## Objective
Everything in the listing should be restated word for word.

== Data lines ==

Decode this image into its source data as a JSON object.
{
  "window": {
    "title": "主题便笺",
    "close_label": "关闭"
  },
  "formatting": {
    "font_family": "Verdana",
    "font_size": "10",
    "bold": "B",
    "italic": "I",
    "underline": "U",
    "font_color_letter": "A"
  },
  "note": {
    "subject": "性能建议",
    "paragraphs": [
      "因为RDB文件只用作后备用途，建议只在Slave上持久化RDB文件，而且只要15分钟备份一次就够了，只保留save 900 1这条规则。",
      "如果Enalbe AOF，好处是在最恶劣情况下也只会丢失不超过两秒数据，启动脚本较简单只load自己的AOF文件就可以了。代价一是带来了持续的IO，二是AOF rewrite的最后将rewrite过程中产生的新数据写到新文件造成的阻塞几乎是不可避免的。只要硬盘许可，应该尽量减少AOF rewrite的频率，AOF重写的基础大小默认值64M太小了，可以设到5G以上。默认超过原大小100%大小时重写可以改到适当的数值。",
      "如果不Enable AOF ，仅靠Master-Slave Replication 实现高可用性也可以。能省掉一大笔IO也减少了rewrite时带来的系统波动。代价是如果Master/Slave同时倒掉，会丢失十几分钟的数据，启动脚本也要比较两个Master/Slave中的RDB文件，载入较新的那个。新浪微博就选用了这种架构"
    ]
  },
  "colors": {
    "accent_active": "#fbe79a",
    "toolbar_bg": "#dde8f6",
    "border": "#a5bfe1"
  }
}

===

## Solution for this task
Decode this image into its source data as a JSON object.
{
  "window": {
    "title": "主题便笺",
    "close_label": "关闭"
  },
  "formatting": {
    "font_family": "Verdana",
    "font_size": "10",
    "bold": "B",
    "italic": "I",
    "underline": "U",
    "font_color_letter": "A"
  },
  "note": {
    "subject": "性能建议",
    "paragraphs": [
      "因为RDB文件只用作后备用途，建议只在Slave上持久化RDB文件，而且只要15分钟备份一次就够了，只保留save 900 1这条规则。",
      "如果Enalbe AOF，好处是在最恶劣情况下也只会丢失不超过两秒数据，启动脚本较简单只load自己的AOF文件就可以了。代价一是带来了持续的IO，二是AOF rewrite的最后将rewrite过程中产生的新数据写到新文件造成的阻塞几乎是不可避免的。只要硬盘许可，应该尽量减少AOF rewrite的频率，AOF重写的基础大小默认值64M太小了，可以设到5G以上。默认超过原大小100%大小时重写可以改到适当的数值。",
      "如果不Enable AOF ，仅靠Master-Slave Replication 实现高可用性也可以。能省掉一大笔IO也减少了rewrite时带来的系统波动。代价是如果Master/Slave同时倒掉，会丢失十几分钟的数据，启动脚本也要比较两个Master/Slave中的RDB文件，载入较新的那个。新浪微博就选用了这种架构"
    ]
  },
  "colors": {
    "accent_active": "#fbe79a",
    "toolbar_bg": "#dde8f6",
    "border": "#a5bfe1"
  }
}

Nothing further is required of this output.